→ GIVEN REQUEST:
Repeat every line of the items below without changing anything, but leave out the pictures.

→ INPUT MATERIAL:
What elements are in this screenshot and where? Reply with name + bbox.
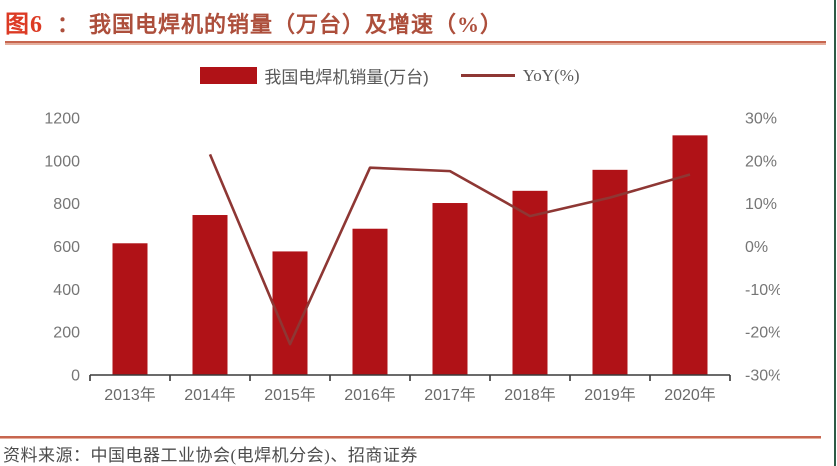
x-axis-label-2019年: 2019年	[584, 386, 636, 404]
legend-bar-swatch	[200, 67, 258, 84]
x-axis-label-2015年: 2015年	[264, 386, 316, 404]
title-underline-rule	[5, 41, 826, 43]
x-axis-label-2017年: 2017年	[424, 386, 476, 404]
bar-2018年	[512, 190, 548, 375]
right-axis-tick-0%: 0%	[745, 239, 768, 256]
right-axis-tick--10%: -10%	[745, 282, 780, 299]
x-axis-label-2018年: 2018年	[504, 386, 556, 404]
left-axis-tick-800: 800	[53, 196, 80, 213]
chart-legend: 我国电焊机销量(万台) YoY(%)	[0, 63, 780, 88]
legend-bar-label: 我国电焊机销量(万台)	[264, 68, 429, 87]
x-axis-label-2016年: 2016年	[344, 386, 396, 404]
right-axis-tick--30%: -30%	[745, 368, 780, 385]
right-axis-tick-20%: 20%	[745, 153, 777, 170]
left-axis-tick-600: 600	[53, 239, 80, 256]
source-note: 资料来源：中国电器工业协会(电焊机分会)、招商证券	[3, 446, 418, 465]
yoy-line	[208, 153, 691, 346]
x-axis-label-2020年: 2020年	[664, 386, 716, 404]
bar-line-chart: 0 200 400 600 800 1000 1200 -30% -20% -10% 0% 10% 20…	[44, 111, 782, 405]
figure-title: 我国电焊机的销量（万台）及增速（%）	[89, 12, 504, 37]
legend-line-swatch	[460, 74, 515, 77]
right-axis-tick-10%: 10%	[745, 196, 777, 213]
x-axis-line	[89, 374, 731, 381]
figure-title-row: 图6 ： 我国电焊机的销量（万台）及增速（%）	[5, 4, 830, 39]
right-axis-tick-30%: 30%	[745, 111, 777, 128]
bar-2019年	[592, 169, 628, 375]
x-axis-label-2013年: 2013年	[104, 386, 156, 404]
legend-line-label: YoY(%)	[522, 65, 580, 85]
figure-title-separator: ：	[57, 12, 80, 37]
bar-2014年	[192, 215, 228, 375]
left-axis-tick-1000: 1000	[44, 153, 80, 170]
left-axis-tick-1200: 1200	[44, 111, 80, 128]
chart-canvas: 0 200 400 600 800 1000 1200 -30% -20% -10% 0% 10% 20…	[0, 98, 782, 408]
bar-2017年	[432, 203, 468, 375]
figure-header: 图6 ： 我国电焊机的销量（万台）及增速（%）	[5, 4, 830, 43]
page-right-border	[834, 0, 836, 466]
right-axis-tick--20%: -20%	[745, 325, 780, 342]
footer-rule	[0, 436, 821, 438]
bar-2016年	[352, 228, 388, 375]
bar-2013年	[112, 243, 148, 375]
figure-number-label: 图6	[5, 12, 43, 38]
bar-2020年	[672, 135, 708, 375]
x-axis-label-2014年: 2014年	[184, 386, 236, 404]
left-axis-tick-400: 400	[53, 282, 80, 299]
left-axis-tick-0: 0	[71, 368, 80, 385]
left-axis-tick-200: 200	[53, 325, 80, 342]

→ COMPLETE OUTPUT:
What elements are in this screenshot and where? Reply with name + bbox.
x-axis-label-2019年: 2019年	[584, 386, 636, 404]
legend-bar-swatch	[200, 67, 258, 84]
x-axis-label-2015年: 2015年	[264, 386, 316, 404]
title-underline-rule	[5, 41, 826, 43]
x-axis-label-2017年: 2017年	[424, 386, 476, 404]
bar-2018年	[512, 190, 548, 375]
right-axis-tick-0%: 0%	[745, 239, 768, 256]
right-axis-tick--10%: -10%	[745, 282, 780, 299]
x-axis-label-2018年: 2018年	[504, 386, 556, 404]
left-axis-tick-800: 800	[53, 196, 80, 213]
chart-legend: 我国电焊机销量(万台) YoY(%)	[0, 63, 780, 88]
legend-bar-label: 我国电焊机销量(万台)	[264, 68, 429, 87]
x-axis-label-2016年: 2016年	[344, 386, 396, 404]
right-axis-tick--30%: -30%	[745, 368, 780, 385]
right-axis-tick-20%: 20%	[745, 153, 777, 170]
left-axis-tick-600: 600	[53, 239, 80, 256]
source-note: 资料来源：中国电器工业协会(电焊机分会)、招商证券	[3, 446, 418, 465]
yoy-line	[208, 153, 691, 346]
x-axis-label-2020年: 2020年	[664, 386, 716, 404]
bar-line-chart: 0 200 400 600 800 1000 1200 -30% -20% -10% 0% 10% 20…	[44, 111, 782, 405]
figure-title: 我国电焊机的销量（万台）及增速（%）	[89, 12, 504, 37]
legend-line-swatch	[460, 74, 515, 77]
right-axis-tick-10%: 10%	[745, 196, 777, 213]
x-axis-line	[89, 374, 731, 381]
figure-title-row: 图6 ： 我国电焊机的销量（万台）及增速（%）	[5, 4, 830, 39]
right-axis-tick-30%: 30%	[745, 111, 777, 128]
bar-2019年	[592, 169, 628, 375]
x-axis-label-2013年: 2013年	[104, 386, 156, 404]
legend-line-label: YoY(%)	[522, 65, 580, 85]
figure-title-separator: ：	[57, 12, 80, 37]
bar-2014年	[192, 215, 228, 375]
left-axis-tick-1000: 1000	[44, 153, 80, 170]
left-axis-tick-1200: 1200	[44, 111, 80, 128]
chart-canvas: 0 200 400 600 800 1000 1200 -30% -20% -10% 0% 10% 20…	[0, 98, 782, 408]
bar-2017年	[432, 203, 468, 375]
figure-header: 图6 ： 我国电焊机的销量（万台）及增速（%）	[5, 4, 830, 43]
page-right-border	[834, 0, 836, 466]
right-axis-tick--20%: -20%	[745, 325, 780, 342]
footer-rule	[0, 436, 821, 438]
bar-2016年	[352, 228, 388, 375]
bar-2013年	[112, 243, 148, 375]
figure-number-label: 图6	[5, 12, 43, 38]
bar-2020年	[672, 135, 708, 375]
x-axis-label-2014年: 2014年	[184, 386, 236, 404]
left-axis-tick-400: 400	[53, 282, 80, 299]
left-axis-tick-0: 0	[71, 368, 80, 385]
left-axis-tick-200: 200	[53, 325, 80, 342]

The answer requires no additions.